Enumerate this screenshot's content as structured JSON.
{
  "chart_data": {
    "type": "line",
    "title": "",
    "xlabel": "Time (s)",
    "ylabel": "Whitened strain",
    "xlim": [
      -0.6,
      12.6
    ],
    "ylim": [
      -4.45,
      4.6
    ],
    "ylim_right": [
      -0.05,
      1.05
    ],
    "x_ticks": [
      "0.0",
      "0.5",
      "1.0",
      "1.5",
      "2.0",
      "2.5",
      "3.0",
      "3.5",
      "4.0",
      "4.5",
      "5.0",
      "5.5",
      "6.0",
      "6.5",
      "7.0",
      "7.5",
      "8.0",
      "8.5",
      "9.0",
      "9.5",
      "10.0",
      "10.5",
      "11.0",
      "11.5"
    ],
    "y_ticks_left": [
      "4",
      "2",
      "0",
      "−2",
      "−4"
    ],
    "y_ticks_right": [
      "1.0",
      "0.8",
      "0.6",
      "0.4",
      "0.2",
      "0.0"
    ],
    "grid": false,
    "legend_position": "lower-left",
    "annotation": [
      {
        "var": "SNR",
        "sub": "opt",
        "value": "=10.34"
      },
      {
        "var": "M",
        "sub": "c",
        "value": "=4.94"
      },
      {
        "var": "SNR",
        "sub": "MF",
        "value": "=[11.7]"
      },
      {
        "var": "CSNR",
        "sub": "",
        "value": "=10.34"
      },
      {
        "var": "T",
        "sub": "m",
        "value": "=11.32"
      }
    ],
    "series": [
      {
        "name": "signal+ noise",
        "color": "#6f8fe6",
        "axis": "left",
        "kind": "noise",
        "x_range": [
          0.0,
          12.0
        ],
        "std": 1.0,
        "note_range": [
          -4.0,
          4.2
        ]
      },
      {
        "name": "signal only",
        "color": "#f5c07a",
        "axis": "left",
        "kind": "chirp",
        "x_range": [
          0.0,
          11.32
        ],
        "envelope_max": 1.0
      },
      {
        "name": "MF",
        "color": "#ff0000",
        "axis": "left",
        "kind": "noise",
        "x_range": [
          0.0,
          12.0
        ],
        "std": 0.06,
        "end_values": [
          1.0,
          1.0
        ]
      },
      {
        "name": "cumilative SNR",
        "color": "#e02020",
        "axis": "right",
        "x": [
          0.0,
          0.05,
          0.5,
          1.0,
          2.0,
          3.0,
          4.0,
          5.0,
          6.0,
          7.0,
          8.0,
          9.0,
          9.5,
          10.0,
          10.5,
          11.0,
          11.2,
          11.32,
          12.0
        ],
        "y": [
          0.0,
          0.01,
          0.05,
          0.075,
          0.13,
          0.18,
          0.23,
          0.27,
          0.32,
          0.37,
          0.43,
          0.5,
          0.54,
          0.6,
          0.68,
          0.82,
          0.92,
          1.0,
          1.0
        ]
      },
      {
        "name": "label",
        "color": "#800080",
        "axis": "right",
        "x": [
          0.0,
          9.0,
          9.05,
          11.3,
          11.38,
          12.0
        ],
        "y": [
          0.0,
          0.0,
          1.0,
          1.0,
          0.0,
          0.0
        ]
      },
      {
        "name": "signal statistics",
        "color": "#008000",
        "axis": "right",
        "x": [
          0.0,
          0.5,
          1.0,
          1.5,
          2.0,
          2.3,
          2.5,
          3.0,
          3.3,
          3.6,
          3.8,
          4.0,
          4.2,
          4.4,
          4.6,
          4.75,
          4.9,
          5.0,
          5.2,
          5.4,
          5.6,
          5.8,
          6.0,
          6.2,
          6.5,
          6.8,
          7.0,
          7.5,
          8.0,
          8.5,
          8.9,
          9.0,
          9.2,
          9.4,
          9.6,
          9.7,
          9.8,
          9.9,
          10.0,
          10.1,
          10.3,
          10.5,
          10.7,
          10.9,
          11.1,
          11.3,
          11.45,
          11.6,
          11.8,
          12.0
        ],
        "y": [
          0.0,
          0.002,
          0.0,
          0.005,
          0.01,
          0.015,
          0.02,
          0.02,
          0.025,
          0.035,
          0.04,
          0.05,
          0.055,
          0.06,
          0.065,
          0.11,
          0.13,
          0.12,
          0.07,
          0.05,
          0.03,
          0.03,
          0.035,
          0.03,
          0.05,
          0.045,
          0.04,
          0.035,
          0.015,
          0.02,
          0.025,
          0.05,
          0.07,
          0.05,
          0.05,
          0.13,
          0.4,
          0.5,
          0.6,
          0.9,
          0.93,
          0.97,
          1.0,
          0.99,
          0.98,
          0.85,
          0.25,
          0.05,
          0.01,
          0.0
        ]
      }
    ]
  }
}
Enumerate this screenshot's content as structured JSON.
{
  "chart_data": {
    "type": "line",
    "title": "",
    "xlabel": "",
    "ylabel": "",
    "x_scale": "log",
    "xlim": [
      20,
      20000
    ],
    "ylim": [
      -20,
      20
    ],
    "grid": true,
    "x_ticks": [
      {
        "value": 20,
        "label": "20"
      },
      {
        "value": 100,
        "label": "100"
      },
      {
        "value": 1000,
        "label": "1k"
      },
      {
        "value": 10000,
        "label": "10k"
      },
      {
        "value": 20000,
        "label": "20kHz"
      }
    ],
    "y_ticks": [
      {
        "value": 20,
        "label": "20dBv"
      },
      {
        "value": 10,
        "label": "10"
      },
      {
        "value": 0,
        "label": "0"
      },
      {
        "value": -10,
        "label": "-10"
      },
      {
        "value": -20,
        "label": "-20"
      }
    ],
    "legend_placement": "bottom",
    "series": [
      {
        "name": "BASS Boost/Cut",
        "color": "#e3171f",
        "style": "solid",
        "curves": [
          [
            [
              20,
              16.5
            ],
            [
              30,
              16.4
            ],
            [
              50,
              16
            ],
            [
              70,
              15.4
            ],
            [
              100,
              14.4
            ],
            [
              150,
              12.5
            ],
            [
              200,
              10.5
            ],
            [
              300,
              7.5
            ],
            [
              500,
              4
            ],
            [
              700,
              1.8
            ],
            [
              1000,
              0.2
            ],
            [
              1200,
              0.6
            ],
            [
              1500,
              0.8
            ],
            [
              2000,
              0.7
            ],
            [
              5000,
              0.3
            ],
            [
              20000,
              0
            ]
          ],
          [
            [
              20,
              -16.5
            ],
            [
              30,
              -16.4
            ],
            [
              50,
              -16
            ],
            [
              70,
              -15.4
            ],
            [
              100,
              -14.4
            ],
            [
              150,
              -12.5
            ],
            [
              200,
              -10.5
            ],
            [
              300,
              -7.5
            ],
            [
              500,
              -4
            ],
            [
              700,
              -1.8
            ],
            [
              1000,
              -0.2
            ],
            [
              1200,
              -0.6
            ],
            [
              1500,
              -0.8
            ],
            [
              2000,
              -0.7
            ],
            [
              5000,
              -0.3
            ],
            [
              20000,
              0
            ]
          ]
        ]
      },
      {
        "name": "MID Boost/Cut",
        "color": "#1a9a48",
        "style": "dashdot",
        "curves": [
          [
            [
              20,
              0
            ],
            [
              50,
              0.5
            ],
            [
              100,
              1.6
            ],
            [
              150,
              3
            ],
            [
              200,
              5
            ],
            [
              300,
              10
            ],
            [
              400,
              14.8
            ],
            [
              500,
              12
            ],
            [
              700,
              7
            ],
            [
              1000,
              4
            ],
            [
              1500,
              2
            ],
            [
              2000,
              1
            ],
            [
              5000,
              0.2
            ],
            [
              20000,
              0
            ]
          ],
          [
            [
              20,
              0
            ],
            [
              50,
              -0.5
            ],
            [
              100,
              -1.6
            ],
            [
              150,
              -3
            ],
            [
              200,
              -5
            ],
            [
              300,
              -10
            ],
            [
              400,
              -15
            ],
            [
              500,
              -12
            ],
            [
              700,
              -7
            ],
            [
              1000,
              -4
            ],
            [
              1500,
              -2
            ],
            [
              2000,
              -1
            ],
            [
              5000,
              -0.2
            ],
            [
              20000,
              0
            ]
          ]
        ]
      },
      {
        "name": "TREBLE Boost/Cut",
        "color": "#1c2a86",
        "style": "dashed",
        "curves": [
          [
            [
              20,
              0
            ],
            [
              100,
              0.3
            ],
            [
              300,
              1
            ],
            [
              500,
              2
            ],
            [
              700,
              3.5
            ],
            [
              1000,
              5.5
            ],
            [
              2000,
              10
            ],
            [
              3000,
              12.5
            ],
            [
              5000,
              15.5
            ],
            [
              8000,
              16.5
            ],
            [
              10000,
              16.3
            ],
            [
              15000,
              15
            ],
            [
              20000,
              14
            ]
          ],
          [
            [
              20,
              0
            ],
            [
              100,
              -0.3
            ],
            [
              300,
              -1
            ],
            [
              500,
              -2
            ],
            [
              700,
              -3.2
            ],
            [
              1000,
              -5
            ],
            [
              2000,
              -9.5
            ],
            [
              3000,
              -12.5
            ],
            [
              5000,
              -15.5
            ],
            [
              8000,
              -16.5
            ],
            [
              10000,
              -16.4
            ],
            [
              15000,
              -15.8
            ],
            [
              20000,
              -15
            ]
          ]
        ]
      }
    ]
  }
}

◆ Your task ◆
Pick out the lines containing the string "name".

◆ Expected answer ◆
        "name": "signal+ noise",
        "name": "signal only",
        "name": "MF",
        "name": "cumilative SNR",
        "name": "label",
        "name": "signal statistics",
        "name": "BASS Boost/Cut",
        "name": "MID Boost/Cut",
        "name": "TREBLE Boost/Cut",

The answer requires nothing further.